• WHAT NEEDS TO BE DONE:
All of the data needs to be repeated exactly.

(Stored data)
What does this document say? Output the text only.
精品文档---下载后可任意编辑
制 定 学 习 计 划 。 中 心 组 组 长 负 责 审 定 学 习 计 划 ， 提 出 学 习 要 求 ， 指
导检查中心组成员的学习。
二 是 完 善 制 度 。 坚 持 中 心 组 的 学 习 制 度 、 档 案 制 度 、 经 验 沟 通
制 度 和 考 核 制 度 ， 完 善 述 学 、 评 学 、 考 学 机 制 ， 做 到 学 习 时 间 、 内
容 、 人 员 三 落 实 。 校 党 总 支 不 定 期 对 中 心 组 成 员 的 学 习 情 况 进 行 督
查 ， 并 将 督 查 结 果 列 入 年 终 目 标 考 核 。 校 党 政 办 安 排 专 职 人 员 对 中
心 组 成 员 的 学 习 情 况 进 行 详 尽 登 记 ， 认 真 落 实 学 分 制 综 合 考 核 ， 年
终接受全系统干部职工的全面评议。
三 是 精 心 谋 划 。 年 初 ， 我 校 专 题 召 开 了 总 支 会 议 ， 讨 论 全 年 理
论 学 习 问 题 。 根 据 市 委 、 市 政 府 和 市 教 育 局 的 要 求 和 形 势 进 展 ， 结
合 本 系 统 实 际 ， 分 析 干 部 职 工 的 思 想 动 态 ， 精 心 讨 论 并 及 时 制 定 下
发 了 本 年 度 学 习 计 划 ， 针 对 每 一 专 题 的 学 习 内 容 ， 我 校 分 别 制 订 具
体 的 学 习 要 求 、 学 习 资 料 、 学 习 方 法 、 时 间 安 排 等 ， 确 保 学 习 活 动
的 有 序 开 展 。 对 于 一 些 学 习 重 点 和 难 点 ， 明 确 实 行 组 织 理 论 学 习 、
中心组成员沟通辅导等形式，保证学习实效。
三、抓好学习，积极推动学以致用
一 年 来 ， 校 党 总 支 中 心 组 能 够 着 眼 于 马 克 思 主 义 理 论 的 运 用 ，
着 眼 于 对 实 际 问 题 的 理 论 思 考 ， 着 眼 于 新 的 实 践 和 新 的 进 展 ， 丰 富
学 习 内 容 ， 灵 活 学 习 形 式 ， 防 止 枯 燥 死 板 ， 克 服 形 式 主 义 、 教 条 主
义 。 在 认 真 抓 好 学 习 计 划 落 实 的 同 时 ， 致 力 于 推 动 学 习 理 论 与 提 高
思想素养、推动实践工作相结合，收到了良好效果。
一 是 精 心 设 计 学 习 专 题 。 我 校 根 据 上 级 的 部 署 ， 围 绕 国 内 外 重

• THE RESPONSE:
What does this document say? Output the text only.
精品文档---下载后可任意编辑
制 定 学 习 计 划 。 中 心 组 组 长 负 责 审 定 学 习 计 划 ， 提 出 学 习 要 求 ， 指
导检查中心组成员的学习。
二 是 完 善 制 度 。 坚 持 中 心 组 的 学 习 制 度 、 档 案 制 度 、 经 验 沟 通
制 度 和 考 核 制 度 ， 完 善 述 学 、 评 学 、 考 学 机 制 ， 做 到 学 习 时 间 、 内
容 、 人 员 三 落 实 。 校 党 总 支 不 定 期 对 中 心 组 成 员 的 学 习 情 况 进 行 督
查 ， 并 将 督 查 结 果 列 入 年 终 目 标 考 核 。 校 党 政 办 安 排 专 职 人 员 对 中
心 组 成 员 的 学 习 情 况 进 行 详 尽 登 记 ， 认 真 落 实 学 分 制 综 合 考 核 ， 年
终接受全系统干部职工的全面评议。
三 是 精 心 谋 划 。 年 初 ， 我 校 专 题 召 开 了 总 支 会 议 ， 讨 论 全 年 理
论 学 习 问 题 。 根 据 市 委 、 市 政 府 和 市 教 育 局 的 要 求 和 形 势 进 展 ， 结
合 本 系 统 实 际 ， 分 析 干 部 职 工 的 思 想 动 态 ， 精 心 讨 论 并 及 时 制 定 下
发 了 本 年 度 学 习 计 划 ， 针 对 每 一 专 题 的 学 习 内 容 ， 我 校 分 别 制 订 具
体 的 学 习 要 求 、 学 习 资 料 、 学 习 方 法 、 时 间 安 排 等 ， 确 保 学 习 活 动
的 有 序 开 展 。 对 于 一 些 学 习 重 点 和 难 点 ， 明 确 实 行 组 织 理 论 学 习 、
中心组成员沟通辅导等形式，保证学习实效。
三、抓好学习，积极推动学以致用
一 年 来 ， 校 党 总 支 中 心 组 能 够 着 眼 于 马 克 思 主 义 理 论 的 运 用 ，
着 眼 于 对 实 际 问 题 的 理 论 思 考 ， 着 眼 于 新 的 实 践 和 新 的 进 展 ， 丰 富
学 习 内 容 ， 灵 活 学 习 形 式 ， 防 止 枯 燥 死 板 ， 克 服 形 式 主 义 、 教 条 主
义 。 在 认 真 抓 好 学 习 计 划 落 实 的 同 时 ， 致 力 于 推 动 学 习 理 论 与 提 高
思想素养、推动实践工作相结合，收到了良好效果。
一 是 精 心 设 计 学 习 专 题 。 我 校 根 据 上 级 的 部 署 ， 围 绕 国 内 外 重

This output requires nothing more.